*Written exercise*.
Give the entries again exactly, every one of them.

*Exercise data*.
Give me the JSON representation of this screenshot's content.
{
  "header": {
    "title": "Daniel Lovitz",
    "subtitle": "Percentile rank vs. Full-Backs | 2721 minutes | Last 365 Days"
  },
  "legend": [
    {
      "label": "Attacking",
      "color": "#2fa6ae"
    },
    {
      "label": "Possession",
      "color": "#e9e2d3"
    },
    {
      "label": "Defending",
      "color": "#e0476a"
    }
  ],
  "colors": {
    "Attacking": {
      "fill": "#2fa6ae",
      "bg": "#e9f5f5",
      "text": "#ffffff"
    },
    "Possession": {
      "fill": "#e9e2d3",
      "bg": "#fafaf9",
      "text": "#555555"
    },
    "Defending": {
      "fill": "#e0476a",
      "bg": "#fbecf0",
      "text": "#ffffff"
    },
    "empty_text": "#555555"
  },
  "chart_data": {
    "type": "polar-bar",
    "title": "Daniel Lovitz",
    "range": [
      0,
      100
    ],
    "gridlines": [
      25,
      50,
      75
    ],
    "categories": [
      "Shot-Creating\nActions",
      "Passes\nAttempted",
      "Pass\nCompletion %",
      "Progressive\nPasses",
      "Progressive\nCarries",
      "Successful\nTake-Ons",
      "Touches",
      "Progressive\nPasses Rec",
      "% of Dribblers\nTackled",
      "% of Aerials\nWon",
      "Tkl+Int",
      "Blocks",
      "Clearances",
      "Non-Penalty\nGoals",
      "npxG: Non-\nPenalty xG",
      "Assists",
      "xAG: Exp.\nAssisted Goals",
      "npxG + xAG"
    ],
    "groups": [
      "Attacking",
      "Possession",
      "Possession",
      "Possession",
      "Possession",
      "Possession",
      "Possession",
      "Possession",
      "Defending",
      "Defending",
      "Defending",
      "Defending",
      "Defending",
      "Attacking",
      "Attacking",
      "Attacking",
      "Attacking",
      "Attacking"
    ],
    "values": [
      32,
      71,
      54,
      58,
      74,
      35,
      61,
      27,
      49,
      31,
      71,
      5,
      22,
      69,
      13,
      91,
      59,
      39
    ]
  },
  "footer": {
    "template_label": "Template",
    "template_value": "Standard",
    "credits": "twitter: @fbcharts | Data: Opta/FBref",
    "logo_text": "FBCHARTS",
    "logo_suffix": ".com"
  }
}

*Solution to the exercise*.
Give me the JSON representation of this screenshot's content.
{
  "header": {
    "title": "Daniel Lovitz",
    "subtitle": "Percentile rank vs. Full-Backs | 2721 minutes | Last 365 Days"
  },
  "legend": [
    {
      "label": "Attacking",
      "color": "#2fa6ae"
    },
    {
      "label": "Possession",
      "color": "#e9e2d3"
    },
    {
      "label": "Defending",
      "color": "#e0476a"
    }
  ],
  "colors": {
    "Attacking": {
      "fill": "#2fa6ae",
      "bg": "#e9f5f5",
      "text": "#ffffff"
    },
    "Possession": {
      "fill": "#e9e2d3",
      "bg": "#fafaf9",
      "text": "#555555"
    },
    "Defending": {
      "fill": "#e0476a",
      "bg": "#fbecf0",
      "text": "#ffffff"
    },
    "empty_text": "#555555"
  },
  "chart_data": {
    "type": "polar-bar",
    "title": "Daniel Lovitz",
    "range": [
      0,
      100
    ],
    "gridlines": [
      25,
      50,
      75
    ],
    "categories": [
      "Shot-Creating\nActions",
      "Passes\nAttempted",
      "Pass\nCompletion %",
      "Progressive\nPasses",
      "Progressive\nCarries",
      "Successful\nTake-Ons",
      "Touches",
      "Progressive\nPasses Rec",
      "% of Dribblers\nTackled",
      "% of Aerials\nWon",
      "Tkl+Int",
      "Blocks",
      "Clearances",
      "Non-Penalty\nGoals",
      "npxG: Non-\nPenalty xG",
      "Assists",
      "xAG: Exp.\nAssisted Goals",
      "npxG + xAG"
    ],
    "groups": [
      "Attacking",
      "Possession",
      "Possession",
      "Possession",
      "Possession",
      "Possession",
      "Possession",
      "Possession",
      "Defending",
      "Defending",
      "Defending",
      "Defending",
      "Defending",
      "Attacking",
      "Attacking",
      "Attacking",
      "Attacking",
      "Attacking"
    ],
    "values": [
      32,
      71,
      54,
      58,
      74,
      35,
      61,
      27,
      49,
      31,
      71,
      5,
      22,
      69,
      13,
      91,
      59,
      39
    ]
  },
  "footer": {
    "template_label": "Template",
    "template_value": "Standard",
    "credits": "twitter: @fbcharts | Data: Opta/FBref",
    "logo_text": "FBCHARTS",
    "logo_suffix": ".com"
  }
}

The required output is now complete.